>> Begin AVAILABLE DATA

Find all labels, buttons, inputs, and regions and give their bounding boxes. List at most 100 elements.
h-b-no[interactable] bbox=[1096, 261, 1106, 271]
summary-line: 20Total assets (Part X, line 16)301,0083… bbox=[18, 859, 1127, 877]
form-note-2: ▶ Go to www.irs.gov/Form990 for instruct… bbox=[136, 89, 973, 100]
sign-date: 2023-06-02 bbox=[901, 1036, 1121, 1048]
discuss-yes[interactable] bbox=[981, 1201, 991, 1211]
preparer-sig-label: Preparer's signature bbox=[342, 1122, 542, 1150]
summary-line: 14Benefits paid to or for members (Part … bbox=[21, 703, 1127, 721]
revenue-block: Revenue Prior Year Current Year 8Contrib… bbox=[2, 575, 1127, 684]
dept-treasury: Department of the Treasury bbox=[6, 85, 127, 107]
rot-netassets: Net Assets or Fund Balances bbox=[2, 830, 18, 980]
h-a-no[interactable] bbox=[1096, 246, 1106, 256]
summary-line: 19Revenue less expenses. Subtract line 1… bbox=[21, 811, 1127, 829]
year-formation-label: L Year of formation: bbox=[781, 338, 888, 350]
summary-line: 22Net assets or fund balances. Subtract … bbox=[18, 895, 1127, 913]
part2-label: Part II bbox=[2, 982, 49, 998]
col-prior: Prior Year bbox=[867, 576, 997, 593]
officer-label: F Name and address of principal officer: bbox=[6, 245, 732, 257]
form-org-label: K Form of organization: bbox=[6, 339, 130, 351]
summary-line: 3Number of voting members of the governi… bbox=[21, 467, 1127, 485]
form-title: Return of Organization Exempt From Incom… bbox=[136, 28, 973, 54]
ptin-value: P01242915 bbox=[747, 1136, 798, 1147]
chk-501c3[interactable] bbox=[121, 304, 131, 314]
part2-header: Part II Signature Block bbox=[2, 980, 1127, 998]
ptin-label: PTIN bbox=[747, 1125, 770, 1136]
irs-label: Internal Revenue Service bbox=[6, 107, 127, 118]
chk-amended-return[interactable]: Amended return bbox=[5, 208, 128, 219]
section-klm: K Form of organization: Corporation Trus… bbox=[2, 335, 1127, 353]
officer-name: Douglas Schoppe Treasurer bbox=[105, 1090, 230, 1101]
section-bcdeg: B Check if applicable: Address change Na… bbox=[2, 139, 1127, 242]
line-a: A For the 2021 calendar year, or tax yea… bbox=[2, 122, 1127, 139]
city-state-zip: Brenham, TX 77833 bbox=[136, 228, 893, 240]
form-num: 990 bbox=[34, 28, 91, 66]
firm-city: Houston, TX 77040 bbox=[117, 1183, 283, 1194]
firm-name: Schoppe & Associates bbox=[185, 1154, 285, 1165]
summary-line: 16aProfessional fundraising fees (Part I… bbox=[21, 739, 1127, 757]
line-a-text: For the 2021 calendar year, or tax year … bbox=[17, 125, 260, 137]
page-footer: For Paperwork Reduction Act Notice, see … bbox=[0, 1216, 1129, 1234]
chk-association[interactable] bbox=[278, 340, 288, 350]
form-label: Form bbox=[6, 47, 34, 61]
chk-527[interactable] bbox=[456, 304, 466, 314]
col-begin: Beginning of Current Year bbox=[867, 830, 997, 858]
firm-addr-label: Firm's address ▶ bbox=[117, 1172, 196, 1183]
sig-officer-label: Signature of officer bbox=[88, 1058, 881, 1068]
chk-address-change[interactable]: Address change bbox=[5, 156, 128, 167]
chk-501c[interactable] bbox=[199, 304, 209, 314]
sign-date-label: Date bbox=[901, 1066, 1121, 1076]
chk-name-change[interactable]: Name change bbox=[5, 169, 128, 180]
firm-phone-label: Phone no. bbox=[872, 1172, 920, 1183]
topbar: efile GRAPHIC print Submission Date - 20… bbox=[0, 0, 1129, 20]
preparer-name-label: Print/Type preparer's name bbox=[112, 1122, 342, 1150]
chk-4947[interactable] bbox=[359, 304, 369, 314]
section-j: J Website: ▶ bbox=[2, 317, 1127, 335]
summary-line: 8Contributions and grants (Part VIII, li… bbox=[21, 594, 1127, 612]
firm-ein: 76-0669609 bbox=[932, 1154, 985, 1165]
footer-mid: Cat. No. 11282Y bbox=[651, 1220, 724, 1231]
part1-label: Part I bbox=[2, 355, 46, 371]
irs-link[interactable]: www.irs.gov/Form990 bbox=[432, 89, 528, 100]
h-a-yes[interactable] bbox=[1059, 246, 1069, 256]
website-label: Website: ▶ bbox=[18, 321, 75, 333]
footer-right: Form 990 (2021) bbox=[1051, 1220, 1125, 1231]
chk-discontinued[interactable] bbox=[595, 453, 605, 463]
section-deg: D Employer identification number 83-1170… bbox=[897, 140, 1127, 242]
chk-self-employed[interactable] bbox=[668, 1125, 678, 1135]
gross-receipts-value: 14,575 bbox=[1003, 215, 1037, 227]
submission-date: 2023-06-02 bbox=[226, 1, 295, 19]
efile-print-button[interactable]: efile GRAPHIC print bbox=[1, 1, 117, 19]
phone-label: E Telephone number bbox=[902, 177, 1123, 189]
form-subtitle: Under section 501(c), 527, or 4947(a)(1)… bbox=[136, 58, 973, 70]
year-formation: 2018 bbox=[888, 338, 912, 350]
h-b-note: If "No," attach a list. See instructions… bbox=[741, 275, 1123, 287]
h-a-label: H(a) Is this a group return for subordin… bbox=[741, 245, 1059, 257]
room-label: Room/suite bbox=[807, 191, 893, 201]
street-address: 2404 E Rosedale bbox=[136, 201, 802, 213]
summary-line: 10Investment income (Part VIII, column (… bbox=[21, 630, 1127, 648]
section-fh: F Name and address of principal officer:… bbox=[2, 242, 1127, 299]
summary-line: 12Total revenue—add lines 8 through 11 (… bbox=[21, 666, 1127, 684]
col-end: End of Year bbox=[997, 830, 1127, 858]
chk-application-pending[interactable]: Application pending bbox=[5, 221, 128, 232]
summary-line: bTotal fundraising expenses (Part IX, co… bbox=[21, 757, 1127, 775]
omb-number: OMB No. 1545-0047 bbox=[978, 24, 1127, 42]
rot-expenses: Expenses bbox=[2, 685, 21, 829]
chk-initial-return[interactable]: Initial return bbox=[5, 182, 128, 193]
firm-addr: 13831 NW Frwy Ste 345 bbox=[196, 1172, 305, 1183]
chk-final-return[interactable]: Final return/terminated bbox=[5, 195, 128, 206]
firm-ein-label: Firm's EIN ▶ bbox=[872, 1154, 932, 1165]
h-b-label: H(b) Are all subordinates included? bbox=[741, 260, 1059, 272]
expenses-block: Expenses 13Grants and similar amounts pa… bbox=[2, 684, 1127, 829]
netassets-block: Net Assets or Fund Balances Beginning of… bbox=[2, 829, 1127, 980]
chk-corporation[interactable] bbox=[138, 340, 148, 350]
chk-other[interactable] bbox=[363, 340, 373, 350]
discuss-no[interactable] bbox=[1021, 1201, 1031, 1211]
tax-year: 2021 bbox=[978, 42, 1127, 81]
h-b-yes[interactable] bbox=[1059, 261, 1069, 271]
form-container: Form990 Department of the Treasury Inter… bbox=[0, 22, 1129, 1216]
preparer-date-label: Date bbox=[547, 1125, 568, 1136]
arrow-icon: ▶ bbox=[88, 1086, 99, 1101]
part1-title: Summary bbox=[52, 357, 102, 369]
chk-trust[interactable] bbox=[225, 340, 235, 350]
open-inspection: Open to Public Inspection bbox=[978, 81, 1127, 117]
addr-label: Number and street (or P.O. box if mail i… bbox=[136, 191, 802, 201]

>> End AVAILABLE DATA

EXERCISE GOAL
Could you format the lines above as a Markdown table with the columns "No." and "Line", leaving out any blank lines?

THE RESULT
| No. | Line |
|---|---|
| 1 | Find all labels, buttons, inputs, and regions and give their bounding boxes. List at most 100 elements. |
| 2 | h-b-no[interactable] bbox=[1096, 261, 1106, 271] |
| 3 | summary-line: 20Total assets (Part X, line 16)301,0083… bbox=[18, 859, 1127, 877] |
| 4 | form-note-2: ▶ Go to www.irs.gov/Form990 for instruct… bbox=[136, 89, 973, 100] |
| 5 | sign-date: 2023-06-02 bbox=[901, 1036, 1121, 1048] |
| 6 | discuss-yes[interactable] bbox=[981, 1201, 991, 1211] |
| 7 | preparer-sig-label: Preparer's signature bbox=[342, 1122, 542, 1150] |
| 8 | summary-line: 14Benefits paid to or for members (Part … bbox=[21, 703, 1127, 721] |
| 9 | revenue-block: Revenue Prior Year Current Year 8Contrib… bbox=[2, 575, 1127, 684] |
| 10 | dept-treasury: Department of the Treasury bbox=[6, 85, 127, 107] |
| 11 | rot-netassets: Net Assets or Fund Balances bbox=[2, 830, 18, 980] |
| 12 | h-a-no[interactable] bbox=[1096, 246, 1106, 256] |
| 13 | summary-line: 19Revenue less expenses. Subtract line 1… bbox=[21, 811, 1127, 829] |
| 14 | year-formation-label: L Year of formation: bbox=[781, 338, 888, 350] |
| 15 | summary-line: 22Net assets or fund balances. Subtract … bbox=[18, 895, 1127, 913] |
| 16 | part2-label: Part II bbox=[2, 982, 49, 998] |
| 17 | col-prior: Prior Year bbox=[867, 576, 997, 593] |
| 18 | officer-label: F Name and address of principal officer: bbox=[6, 245, 732, 257] |
| 19 | form-org-label: K Form of organization: bbox=[6, 339, 130, 351] |
| 20 | summary-line: 3Number of voting members of the governi… bbox=[21, 467, 1127, 485] |
| 21 | form-title: Return of Organization Exempt From Incom… bbox=[136, 28, 973, 54] |
| 22 | ptin-value: P01242915 bbox=[747, 1136, 798, 1147] |
| 23 | chk-501c3[interactable] bbox=[121, 304, 131, 314] |
| 24 | part2-header: Part II Signature Block bbox=[2, 980, 1127, 998] |
| 25 | ptin-label: PTIN bbox=[747, 1125, 770, 1136] |
| 26 | irs-label: Internal Revenue Service bbox=[6, 107, 127, 118] |
| 27 | chk-amended-return[interactable]: Amended return bbox=[5, 208, 128, 219] |
| 28 | section-klm: K Form of organization: Corporation Trus… bbox=[2, 335, 1127, 353] |
| 29 | officer-name: Douglas Schoppe Treasurer bbox=[105, 1090, 230, 1101] |
| 30 | section-bcdeg: B Check if applicable: Address change Na… bbox=[2, 139, 1127, 242] |
| 31 | line-a: A For the 2021 calendar year, or tax yea… bbox=[2, 122, 1127, 139] |
| 32 | city-state-zip: Brenham, TX 77833 bbox=[136, 228, 893, 240] |
| 33 | form-num: 990 bbox=[34, 28, 91, 66] |
| 34 | firm-city: Houston, TX 77040 bbox=[117, 1183, 283, 1194] |
| 35 | firm-name: Schoppe & Associates bbox=[185, 1154, 285, 1165] |
| 36 | summary-line: 16aProfessional fundraising fees (Part I… bbox=[21, 739, 1127, 757] |
| 37 | line-a-text: For the 2021 calendar year, or tax year … bbox=[17, 125, 260, 137] |
| 38 | page-footer: For Paperwork Reduction Act Notice, see … bbox=[0, 1216, 1129, 1234] |
| 39 | chk-association[interactable] bbox=[278, 340, 288, 350] |
| 40 | form-label: Form bbox=[6, 47, 34, 61] |
| 41 | chk-527[interactable] bbox=[456, 304, 466, 314] |
| 42 | col-begin: Beginning of Current Year bbox=[867, 830, 997, 858] |
| 43 | firm-addr-label: Firm's address ▶ bbox=[117, 1172, 196, 1183] |
| 44 | sig-officer-label: Signature of officer bbox=[88, 1058, 881, 1068] |
| 45 | chk-address-change[interactable]: Address change bbox=[5, 156, 128, 167] |
| 46 | chk-501c[interactable] bbox=[199, 304, 209, 314] |
| 47 | sign-date-label: Date bbox=[901, 1066, 1121, 1076] |
| 48 | chk-name-change[interactable]: Name change bbox=[5, 169, 128, 180] |
| 49 | firm-phone-label: Phone no. bbox=[872, 1172, 920, 1183] |
| 50 | topbar: efile GRAPHIC print Submission Date - 20… bbox=[0, 0, 1129, 20] |
| 51 | preparer-name-label: Print/Type preparer's name bbox=[112, 1122, 342, 1150] |
| 52 | chk-4947[interactable] bbox=[359, 304, 369, 314] |
| 53 | section-j: J Website: ▶ bbox=[2, 317, 1127, 335] |
| 54 | summary-line: 8Contributions and grants (Part VIII, li… bbox=[21, 594, 1127, 612] |
| 55 | firm-ein: 76-0669609 bbox=[932, 1154, 985, 1165] |
| 56 | footer-mid: Cat. No. 11282Y bbox=[651, 1220, 724, 1231] |
| 57 | part1-label: Part I bbox=[2, 355, 46, 371] |
| 58 | irs-link[interactable]: www.irs.gov/Form990 bbox=[432, 89, 528, 100] |
| 59 | h-a-yes[interactable] bbox=[1059, 246, 1069, 256] |
| 60 | website-label: Website: ▶ bbox=[18, 321, 75, 333] |
| 61 | footer-right: Form 990 (2021) bbox=[1051, 1220, 1125, 1231] |
| 62 | chk-discontinued[interactable] bbox=[595, 453, 605, 463] |
| 63 | section-deg: D Employer identification number 83-1170… bbox=[897, 140, 1127, 242] |
| 64 | chk-self-employed[interactable] bbox=[668, 1125, 678, 1135] |
| 65 | gross-receipts-value: 14,575 bbox=[1003, 215, 1037, 227] |
| 66 | submission-date: 2023-06-02 bbox=[226, 1, 295, 19] |
| 67 | efile-print-button[interactable]: efile GRAPHIC print bbox=[1, 1, 117, 19] |
| 68 | phone-label: E Telephone number bbox=[902, 177, 1123, 189] |
| 69 | form-subtitle: Under section 501(c), 527, or 4947(a)(1)… bbox=[136, 58, 973, 70] |
| 70 | year-formation: 2018 bbox=[888, 338, 912, 350] |
| 71 | h-b-note: If "No," attach a list. See instructions… bbox=[741, 275, 1123, 287] |
| 72 | h-a-label: H(a) Is this a group return for subordin… bbox=[741, 245, 1059, 257] |
| 73 | room-label: Room/suite bbox=[807, 191, 893, 201] |
| 74 | street-address: 2404 E Rosedale bbox=[136, 201, 802, 213] |
| 75 | summary-line: 10Investment income (Part VIII, column (… bbox=[21, 630, 1127, 648] |
| 76 | section-fh: F Name and address of principal officer:… bbox=[2, 242, 1127, 299] |
| 77 | summary-line: 12Total revenue—add lines 8 through 11 (… bbox=[21, 666, 1127, 684] |
| 78 | col-end: End of Year bbox=[997, 830, 1127, 858] |
| 79 | chk-application-pending[interactable]: Application pending bbox=[5, 221, 128, 232] |
| 80 | summary-line: bTotal fundraising expenses (Part IX, co… bbox=[21, 757, 1127, 775] |
| 81 | omb-number: OMB No. 1545-0047 bbox=[978, 24, 1127, 42] |
| 82 | rot-expenses: Expenses bbox=[2, 685, 21, 829] |
| 83 | chk-initial-return[interactable]: Initial return bbox=[5, 182, 128, 193] |
| 84 | firm-addr: 13831 NW Frwy Ste 345 bbox=[196, 1172, 305, 1183] |
| 85 | chk-final-return[interactable]: Final return/terminated bbox=[5, 195, 128, 206] |
| 86 | firm-ein-label: Firm's EIN ▶ bbox=[872, 1154, 932, 1165] |
| 87 | h-b-label: H(b) Are all subordinates included? bbox=[741, 260, 1059, 272] |
| 88 | expenses-block: Expenses 13Grants and similar amounts pa… bbox=[2, 684, 1127, 829] |
| 89 | netassets-block: Net Assets or Fund Balances Beginning of… bbox=[2, 829, 1127, 980] |
| 90 | chk-corporation[interactable] bbox=[138, 340, 148, 350] |
| 91 | chk-other[interactable] bbox=[363, 340, 373, 350] |
| 92 | discuss-no[interactable] bbox=[1021, 1201, 1031, 1211] |
| 93 | tax-year: 2021 bbox=[978, 42, 1127, 81] |
| 94 | h-b-yes[interactable] bbox=[1059, 261, 1069, 271] |
| 95 | form-container: Form990 Department of the Treasury Inter… bbox=[0, 22, 1129, 1216] |
| 96 | preparer-date-label: Date bbox=[547, 1125, 568, 1136] |
| 97 | arrow-icon: ▶ bbox=[88, 1086, 99, 1101] |
| 98 | part1-title: Summary bbox=[52, 357, 102, 369] |
| 99 | chk-trust[interactable] bbox=[225, 340, 235, 350] |
| 100 | open-inspection: Open to Public Inspection bbox=[978, 81, 1127, 117] |
| 101 | addr-label: Number and street (or P.O. box if mail i… bbox=[136, 191, 802, 201] |